WHAT IS EXPECTED:
Could you set down the lines of the listing from the start through the line holding "- scatter-point: [721, 515, 731, 525]", inclusive, copying them exactly?

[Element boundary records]
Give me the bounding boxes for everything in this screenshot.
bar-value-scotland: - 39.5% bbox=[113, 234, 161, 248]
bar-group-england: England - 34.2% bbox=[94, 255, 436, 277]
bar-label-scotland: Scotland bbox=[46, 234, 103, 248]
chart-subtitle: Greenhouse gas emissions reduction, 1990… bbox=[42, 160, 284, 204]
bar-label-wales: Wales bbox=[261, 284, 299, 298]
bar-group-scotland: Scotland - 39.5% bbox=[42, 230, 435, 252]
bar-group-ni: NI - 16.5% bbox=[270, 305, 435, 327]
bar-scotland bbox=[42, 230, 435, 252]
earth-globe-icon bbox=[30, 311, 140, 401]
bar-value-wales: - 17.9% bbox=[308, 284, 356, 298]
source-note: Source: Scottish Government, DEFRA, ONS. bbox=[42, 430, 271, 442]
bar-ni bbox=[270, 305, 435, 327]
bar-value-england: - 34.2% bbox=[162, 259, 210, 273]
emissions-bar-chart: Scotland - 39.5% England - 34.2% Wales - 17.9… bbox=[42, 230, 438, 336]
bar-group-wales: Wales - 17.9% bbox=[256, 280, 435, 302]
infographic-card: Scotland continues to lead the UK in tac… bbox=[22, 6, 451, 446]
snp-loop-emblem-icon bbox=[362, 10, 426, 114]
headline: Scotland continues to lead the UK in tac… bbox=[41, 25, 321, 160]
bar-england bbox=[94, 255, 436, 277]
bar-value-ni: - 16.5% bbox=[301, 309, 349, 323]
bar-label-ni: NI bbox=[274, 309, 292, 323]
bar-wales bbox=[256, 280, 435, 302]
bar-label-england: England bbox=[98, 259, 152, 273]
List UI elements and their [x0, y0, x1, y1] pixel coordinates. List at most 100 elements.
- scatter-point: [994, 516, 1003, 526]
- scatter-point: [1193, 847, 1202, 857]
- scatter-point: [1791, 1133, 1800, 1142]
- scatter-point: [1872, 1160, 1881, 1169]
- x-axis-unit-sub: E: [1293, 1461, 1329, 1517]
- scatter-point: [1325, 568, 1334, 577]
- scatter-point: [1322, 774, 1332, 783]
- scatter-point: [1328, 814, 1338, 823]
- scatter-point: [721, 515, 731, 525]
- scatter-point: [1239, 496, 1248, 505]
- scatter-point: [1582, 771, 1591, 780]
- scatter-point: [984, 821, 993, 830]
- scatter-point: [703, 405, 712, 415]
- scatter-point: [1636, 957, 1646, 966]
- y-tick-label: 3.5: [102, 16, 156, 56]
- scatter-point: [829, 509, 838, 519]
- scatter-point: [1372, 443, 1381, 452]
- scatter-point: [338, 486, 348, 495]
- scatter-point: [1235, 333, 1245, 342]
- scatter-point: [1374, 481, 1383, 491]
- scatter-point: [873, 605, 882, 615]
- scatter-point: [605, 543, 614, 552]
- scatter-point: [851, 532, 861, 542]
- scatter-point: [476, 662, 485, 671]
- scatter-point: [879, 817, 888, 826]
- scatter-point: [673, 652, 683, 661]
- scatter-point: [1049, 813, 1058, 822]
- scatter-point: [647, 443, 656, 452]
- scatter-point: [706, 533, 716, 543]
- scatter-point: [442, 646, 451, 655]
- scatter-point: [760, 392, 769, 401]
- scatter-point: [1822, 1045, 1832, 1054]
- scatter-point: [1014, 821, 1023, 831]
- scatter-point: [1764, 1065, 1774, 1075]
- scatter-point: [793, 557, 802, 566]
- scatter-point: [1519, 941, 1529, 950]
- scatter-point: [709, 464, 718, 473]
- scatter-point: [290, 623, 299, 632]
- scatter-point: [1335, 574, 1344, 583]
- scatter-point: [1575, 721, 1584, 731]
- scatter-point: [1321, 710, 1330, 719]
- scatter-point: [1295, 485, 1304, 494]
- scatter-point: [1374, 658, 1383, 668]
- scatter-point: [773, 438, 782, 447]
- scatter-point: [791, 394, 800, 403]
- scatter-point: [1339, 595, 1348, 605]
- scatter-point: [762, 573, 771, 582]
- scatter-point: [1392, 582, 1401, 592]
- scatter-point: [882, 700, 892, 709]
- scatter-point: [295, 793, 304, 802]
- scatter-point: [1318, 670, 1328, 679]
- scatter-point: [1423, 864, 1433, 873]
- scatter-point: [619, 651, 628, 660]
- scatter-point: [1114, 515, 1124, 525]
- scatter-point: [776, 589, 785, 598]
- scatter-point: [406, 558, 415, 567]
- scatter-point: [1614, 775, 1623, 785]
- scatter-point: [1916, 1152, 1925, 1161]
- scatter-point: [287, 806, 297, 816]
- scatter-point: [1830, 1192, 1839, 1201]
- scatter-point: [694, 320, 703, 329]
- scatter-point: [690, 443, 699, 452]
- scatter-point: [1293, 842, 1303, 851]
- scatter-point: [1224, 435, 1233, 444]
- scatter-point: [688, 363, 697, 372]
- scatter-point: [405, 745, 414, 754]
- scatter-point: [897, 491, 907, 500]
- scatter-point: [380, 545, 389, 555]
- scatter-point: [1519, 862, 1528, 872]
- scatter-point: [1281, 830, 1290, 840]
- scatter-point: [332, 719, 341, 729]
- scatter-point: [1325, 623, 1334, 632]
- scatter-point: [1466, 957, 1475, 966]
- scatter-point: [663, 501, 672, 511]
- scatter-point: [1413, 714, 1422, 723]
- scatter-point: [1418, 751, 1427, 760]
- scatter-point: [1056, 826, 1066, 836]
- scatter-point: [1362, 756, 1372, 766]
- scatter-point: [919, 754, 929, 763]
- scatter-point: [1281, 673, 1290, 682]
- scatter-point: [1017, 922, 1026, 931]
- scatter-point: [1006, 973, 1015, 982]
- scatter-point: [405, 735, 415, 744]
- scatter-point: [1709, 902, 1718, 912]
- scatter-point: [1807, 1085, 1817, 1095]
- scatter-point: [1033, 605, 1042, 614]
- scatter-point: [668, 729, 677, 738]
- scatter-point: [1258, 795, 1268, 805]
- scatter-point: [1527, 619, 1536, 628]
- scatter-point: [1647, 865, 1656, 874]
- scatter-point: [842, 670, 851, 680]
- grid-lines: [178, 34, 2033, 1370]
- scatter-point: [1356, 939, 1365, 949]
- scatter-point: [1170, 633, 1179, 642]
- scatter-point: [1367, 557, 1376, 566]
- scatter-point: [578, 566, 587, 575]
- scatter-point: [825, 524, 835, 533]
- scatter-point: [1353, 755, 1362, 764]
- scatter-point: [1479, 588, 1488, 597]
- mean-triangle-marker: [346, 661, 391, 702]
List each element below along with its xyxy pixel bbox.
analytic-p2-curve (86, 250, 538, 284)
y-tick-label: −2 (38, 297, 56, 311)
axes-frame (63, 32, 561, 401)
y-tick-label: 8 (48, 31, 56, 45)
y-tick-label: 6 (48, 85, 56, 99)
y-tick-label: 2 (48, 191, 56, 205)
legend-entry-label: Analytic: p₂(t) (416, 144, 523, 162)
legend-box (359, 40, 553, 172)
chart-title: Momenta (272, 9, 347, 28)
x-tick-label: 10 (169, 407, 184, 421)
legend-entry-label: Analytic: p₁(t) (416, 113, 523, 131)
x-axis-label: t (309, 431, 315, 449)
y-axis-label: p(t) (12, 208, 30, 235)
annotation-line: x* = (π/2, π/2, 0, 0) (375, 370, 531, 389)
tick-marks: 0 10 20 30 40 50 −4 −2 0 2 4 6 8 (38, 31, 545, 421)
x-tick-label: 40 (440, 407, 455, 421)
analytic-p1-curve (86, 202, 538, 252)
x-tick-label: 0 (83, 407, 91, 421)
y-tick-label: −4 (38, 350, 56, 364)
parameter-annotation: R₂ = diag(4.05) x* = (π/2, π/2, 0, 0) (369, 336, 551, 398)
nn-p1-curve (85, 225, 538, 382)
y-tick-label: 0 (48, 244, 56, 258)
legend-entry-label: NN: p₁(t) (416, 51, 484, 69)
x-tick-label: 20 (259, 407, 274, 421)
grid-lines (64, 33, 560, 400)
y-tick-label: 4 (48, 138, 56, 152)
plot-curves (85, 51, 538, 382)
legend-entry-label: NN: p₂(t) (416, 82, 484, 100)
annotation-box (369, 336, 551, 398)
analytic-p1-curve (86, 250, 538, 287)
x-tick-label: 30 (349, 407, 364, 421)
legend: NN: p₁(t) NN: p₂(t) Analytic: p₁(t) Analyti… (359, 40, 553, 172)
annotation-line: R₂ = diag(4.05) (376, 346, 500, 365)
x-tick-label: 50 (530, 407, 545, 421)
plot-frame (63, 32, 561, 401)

SOLUTION TO THE EXERCISE:
Give me the bounding boxes for everything in this screenshot.
bar-value-scotland: - 39.5% bbox=[113, 234, 161, 248]
bar-group-england: England - 34.2% bbox=[94, 255, 436, 277]
bar-label-scotland: Scotland bbox=[46, 234, 103, 248]
chart-subtitle: Greenhouse gas emissions reduction, 1990… bbox=[42, 160, 284, 204]
bar-label-wales: Wales bbox=[261, 284, 299, 298]
bar-group-scotland: Scotland - 39.5% bbox=[42, 230, 435, 252]
bar-group-ni: NI - 16.5% bbox=[270, 305, 435, 327]
bar-scotland bbox=[42, 230, 435, 252]
earth-globe-icon bbox=[30, 311, 140, 401]
bar-value-wales: - 17.9% bbox=[308, 284, 356, 298]
source-note: Source: Scottish Government, DEFRA, ONS. bbox=[42, 430, 271, 442]
bar-ni bbox=[270, 305, 435, 327]
bar-value-england: - 34.2% bbox=[162, 259, 210, 273]
emissions-bar-chart: Scotland - 39.5% England - 34.2% Wales - 17.9… bbox=[42, 230, 438, 336]
bar-group-wales: Wales - 17.9% bbox=[256, 280, 435, 302]
infographic-card: Scotland continues to lead the UK in tac… bbox=[22, 6, 451, 446]
snp-loop-emblem-icon bbox=[362, 10, 426, 114]
headline: Scotland continues to lead the UK in tac… bbox=[41, 25, 321, 160]
bar-england bbox=[94, 255, 436, 277]
bar-value-ni: - 16.5% bbox=[301, 309, 349, 323]
bar-label-ni: NI bbox=[274, 309, 292, 323]
bar-wales bbox=[256, 280, 435, 302]
bar-label-england: England bbox=[98, 259, 152, 273]
List UI elements and their [x0, y0, x1, y1] pixel coordinates. List at most 100 elements.
- scatter-point: [994, 516, 1003, 526]
- scatter-point: [1193, 847, 1202, 857]
- scatter-point: [1791, 1133, 1800, 1142]
- scatter-point: [1872, 1160, 1881, 1169]
- x-axis-unit-sub: E: [1293, 1461, 1329, 1517]
- scatter-point: [1325, 568, 1334, 577]
- scatter-point: [1322, 774, 1332, 783]
- scatter-point: [1328, 814, 1338, 823]
- scatter-point: [721, 515, 731, 525]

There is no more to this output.